──────── DATASET RECORDS

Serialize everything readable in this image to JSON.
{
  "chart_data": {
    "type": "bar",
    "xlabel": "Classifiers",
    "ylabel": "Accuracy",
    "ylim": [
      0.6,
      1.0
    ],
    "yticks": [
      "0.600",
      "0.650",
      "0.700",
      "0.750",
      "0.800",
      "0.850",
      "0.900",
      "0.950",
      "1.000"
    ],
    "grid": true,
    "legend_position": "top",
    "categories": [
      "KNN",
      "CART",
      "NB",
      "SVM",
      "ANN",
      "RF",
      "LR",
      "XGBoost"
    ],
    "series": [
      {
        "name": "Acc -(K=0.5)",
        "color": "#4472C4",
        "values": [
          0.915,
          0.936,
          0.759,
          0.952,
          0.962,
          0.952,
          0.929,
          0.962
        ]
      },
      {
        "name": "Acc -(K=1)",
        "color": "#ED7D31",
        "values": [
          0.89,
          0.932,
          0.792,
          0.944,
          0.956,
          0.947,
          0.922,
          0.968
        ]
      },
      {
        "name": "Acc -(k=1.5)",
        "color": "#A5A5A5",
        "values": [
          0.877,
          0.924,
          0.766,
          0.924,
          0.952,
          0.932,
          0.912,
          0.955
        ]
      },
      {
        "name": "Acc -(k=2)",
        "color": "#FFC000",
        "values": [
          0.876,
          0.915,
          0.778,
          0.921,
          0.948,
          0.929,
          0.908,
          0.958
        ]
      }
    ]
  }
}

────────────────

▶ [TASK BRIEF] Count the lines above that contain the word "color", and reply with only that number.

▶ [CORRECT ANSWER] 4